● Stated exercise
Pick out each line with the word "errorbar" from the material that follows.

● Provided information
• • • • • • •
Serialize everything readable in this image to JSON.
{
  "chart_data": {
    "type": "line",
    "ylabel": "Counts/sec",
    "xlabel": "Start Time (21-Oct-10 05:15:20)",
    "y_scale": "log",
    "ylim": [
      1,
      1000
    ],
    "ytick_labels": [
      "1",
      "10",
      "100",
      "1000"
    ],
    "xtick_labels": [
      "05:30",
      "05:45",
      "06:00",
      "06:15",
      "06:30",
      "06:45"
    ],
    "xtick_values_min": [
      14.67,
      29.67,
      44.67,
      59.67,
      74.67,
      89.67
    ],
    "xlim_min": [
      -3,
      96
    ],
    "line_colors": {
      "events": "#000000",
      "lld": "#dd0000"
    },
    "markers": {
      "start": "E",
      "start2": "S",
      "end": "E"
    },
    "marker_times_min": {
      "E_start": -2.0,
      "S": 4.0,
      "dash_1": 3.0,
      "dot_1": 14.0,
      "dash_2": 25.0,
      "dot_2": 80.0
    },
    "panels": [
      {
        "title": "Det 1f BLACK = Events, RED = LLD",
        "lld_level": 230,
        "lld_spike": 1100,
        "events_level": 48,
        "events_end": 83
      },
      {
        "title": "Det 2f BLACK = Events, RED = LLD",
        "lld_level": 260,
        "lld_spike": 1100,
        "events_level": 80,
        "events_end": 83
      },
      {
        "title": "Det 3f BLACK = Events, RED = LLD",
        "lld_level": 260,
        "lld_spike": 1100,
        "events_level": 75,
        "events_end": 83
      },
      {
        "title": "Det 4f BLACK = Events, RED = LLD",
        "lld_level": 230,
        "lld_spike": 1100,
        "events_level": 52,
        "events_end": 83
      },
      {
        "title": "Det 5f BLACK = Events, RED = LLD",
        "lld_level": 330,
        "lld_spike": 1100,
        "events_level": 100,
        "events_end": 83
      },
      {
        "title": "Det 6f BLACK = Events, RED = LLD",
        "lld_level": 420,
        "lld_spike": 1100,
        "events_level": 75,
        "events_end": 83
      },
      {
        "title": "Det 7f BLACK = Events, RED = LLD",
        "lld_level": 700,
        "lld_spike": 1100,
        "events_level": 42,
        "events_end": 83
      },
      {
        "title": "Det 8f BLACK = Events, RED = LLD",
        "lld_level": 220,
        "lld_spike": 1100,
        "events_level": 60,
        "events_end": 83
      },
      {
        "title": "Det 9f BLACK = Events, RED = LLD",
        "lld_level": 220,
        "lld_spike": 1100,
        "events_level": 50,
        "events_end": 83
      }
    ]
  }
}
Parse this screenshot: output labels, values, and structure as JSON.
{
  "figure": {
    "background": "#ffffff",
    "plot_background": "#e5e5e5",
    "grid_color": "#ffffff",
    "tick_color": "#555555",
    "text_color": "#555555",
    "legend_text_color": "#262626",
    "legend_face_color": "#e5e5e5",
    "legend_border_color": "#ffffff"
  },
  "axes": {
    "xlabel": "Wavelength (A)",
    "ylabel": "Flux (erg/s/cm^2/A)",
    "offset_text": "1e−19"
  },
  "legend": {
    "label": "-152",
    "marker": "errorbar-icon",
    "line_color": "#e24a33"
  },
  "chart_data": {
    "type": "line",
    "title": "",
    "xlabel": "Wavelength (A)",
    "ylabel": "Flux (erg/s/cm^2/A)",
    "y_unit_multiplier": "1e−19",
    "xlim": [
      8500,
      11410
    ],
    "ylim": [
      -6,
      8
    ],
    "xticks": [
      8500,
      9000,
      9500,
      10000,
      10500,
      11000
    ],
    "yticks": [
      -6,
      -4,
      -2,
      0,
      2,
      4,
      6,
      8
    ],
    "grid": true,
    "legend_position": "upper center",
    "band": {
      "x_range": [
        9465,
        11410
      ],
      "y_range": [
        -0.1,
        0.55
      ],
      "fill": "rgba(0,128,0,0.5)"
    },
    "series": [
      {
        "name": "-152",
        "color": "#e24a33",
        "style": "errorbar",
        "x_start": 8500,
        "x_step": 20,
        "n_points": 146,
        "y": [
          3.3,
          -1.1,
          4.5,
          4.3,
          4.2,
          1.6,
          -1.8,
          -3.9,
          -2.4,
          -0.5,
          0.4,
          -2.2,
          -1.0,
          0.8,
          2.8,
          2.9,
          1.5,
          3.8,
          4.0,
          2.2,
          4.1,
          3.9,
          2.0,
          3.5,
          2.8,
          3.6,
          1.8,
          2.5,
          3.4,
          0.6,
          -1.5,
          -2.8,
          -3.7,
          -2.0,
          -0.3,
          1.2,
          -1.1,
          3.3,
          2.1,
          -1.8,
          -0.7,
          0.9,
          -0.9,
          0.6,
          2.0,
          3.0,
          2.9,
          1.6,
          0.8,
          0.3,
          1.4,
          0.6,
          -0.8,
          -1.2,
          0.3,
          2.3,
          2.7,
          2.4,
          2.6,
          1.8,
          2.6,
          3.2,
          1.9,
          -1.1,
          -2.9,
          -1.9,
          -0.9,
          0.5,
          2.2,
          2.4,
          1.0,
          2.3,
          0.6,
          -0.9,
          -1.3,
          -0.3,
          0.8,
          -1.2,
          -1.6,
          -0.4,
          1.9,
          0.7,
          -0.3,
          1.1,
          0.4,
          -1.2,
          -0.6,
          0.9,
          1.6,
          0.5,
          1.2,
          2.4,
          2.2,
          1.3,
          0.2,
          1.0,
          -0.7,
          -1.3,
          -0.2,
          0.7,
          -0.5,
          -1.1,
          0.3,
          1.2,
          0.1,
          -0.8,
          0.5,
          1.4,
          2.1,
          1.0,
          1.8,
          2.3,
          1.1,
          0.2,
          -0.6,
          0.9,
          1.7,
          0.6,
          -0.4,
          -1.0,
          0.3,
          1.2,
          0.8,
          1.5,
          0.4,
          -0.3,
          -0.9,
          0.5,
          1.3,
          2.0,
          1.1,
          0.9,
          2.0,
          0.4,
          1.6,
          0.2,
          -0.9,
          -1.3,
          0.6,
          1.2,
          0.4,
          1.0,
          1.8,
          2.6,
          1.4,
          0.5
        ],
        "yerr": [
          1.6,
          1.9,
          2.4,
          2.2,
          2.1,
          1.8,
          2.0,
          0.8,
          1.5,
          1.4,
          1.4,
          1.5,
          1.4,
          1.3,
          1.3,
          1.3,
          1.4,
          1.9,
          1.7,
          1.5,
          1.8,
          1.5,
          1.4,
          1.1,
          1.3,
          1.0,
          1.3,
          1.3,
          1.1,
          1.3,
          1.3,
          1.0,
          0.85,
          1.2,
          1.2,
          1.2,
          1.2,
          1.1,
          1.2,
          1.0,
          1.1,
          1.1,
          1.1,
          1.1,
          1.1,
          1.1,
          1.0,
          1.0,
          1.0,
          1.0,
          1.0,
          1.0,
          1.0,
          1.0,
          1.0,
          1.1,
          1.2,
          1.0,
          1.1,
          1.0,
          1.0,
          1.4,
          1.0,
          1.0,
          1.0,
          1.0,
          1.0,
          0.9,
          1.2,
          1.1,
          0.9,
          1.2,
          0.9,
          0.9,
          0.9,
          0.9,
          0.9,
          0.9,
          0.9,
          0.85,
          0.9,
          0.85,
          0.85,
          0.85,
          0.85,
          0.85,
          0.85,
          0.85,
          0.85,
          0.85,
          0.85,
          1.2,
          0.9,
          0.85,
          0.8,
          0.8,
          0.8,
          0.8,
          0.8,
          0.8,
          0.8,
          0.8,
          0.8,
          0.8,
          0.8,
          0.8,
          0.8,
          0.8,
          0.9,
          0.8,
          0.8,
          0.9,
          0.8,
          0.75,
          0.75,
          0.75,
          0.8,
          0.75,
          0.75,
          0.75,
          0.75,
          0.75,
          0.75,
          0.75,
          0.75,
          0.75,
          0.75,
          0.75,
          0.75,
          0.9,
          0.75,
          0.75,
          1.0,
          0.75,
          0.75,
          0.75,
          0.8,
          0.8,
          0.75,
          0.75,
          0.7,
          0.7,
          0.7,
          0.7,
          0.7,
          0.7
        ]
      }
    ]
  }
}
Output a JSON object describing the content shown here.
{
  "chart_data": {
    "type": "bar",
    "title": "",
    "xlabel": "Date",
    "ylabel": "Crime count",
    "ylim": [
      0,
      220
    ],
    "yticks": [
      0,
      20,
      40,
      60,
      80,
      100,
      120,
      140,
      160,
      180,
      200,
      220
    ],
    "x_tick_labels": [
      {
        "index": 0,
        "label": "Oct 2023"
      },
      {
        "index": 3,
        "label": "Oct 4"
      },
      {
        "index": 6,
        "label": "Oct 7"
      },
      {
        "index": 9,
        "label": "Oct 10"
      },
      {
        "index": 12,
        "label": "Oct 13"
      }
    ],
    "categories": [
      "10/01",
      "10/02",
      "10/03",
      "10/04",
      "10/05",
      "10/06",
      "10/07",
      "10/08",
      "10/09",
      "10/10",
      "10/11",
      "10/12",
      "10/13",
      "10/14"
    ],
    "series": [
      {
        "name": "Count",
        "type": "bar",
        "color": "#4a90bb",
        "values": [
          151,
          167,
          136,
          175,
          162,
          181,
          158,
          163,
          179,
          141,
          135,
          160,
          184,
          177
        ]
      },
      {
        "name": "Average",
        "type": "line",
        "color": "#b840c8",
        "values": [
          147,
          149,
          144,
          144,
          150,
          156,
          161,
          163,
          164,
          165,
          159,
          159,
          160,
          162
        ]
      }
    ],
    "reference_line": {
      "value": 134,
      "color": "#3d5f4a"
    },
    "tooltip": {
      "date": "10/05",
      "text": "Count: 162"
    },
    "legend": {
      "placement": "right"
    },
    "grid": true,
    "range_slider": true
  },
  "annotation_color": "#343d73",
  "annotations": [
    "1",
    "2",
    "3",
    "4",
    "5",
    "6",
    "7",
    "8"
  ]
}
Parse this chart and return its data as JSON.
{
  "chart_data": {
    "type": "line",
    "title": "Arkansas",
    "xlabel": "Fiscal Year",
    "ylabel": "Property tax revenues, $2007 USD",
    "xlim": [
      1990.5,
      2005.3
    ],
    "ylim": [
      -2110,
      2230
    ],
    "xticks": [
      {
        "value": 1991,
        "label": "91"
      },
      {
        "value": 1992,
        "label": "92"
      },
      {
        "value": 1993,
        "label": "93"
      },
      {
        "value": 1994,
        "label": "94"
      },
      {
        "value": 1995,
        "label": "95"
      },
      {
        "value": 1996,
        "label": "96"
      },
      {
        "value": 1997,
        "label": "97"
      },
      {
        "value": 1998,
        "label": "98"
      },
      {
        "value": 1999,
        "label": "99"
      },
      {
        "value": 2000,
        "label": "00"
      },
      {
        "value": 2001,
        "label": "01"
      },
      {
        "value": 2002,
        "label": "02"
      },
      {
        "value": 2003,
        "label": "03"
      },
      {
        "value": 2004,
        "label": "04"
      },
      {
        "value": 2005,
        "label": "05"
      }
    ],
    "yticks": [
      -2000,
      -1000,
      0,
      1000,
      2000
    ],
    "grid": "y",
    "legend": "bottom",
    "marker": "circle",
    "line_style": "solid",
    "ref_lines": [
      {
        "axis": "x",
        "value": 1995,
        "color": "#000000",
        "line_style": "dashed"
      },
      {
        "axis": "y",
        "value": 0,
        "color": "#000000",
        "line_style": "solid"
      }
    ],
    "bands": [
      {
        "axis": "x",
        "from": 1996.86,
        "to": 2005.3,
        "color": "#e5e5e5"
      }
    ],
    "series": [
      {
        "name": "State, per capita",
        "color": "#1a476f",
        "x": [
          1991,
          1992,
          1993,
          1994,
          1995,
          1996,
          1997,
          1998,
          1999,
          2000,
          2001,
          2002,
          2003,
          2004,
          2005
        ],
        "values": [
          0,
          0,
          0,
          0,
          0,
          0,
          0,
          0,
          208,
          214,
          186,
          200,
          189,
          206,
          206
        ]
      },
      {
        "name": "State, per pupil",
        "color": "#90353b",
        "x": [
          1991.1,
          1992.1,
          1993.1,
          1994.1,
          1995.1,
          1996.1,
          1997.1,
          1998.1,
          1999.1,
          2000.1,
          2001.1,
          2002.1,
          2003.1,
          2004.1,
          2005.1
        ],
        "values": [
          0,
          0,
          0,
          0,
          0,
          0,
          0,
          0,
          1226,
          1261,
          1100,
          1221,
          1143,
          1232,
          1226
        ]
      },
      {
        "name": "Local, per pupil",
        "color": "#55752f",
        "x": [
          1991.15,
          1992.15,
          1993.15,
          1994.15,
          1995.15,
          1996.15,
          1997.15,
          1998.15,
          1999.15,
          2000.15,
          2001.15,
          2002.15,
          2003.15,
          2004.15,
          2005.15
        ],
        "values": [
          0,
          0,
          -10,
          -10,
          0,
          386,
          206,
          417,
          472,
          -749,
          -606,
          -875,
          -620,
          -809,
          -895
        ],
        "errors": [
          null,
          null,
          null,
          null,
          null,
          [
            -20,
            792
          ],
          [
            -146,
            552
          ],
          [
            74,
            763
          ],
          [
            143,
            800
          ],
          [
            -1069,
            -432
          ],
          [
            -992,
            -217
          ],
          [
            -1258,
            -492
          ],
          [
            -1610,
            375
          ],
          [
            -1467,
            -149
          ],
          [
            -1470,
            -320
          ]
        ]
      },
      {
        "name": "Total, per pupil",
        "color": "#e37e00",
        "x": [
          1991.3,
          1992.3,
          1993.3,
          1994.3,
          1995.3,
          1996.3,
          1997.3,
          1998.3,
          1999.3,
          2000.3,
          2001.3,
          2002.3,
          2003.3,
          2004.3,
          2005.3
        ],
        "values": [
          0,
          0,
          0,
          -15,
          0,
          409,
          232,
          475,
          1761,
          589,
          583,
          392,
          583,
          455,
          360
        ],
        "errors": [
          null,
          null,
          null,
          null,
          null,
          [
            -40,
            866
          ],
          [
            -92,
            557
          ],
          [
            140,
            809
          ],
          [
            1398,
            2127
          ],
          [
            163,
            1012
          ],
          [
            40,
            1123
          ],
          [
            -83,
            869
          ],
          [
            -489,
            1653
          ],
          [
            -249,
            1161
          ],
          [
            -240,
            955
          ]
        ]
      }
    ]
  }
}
• • • • • • •
● Exercise solution
    "marker": "errorbar-icon",
        "style": "errorbar",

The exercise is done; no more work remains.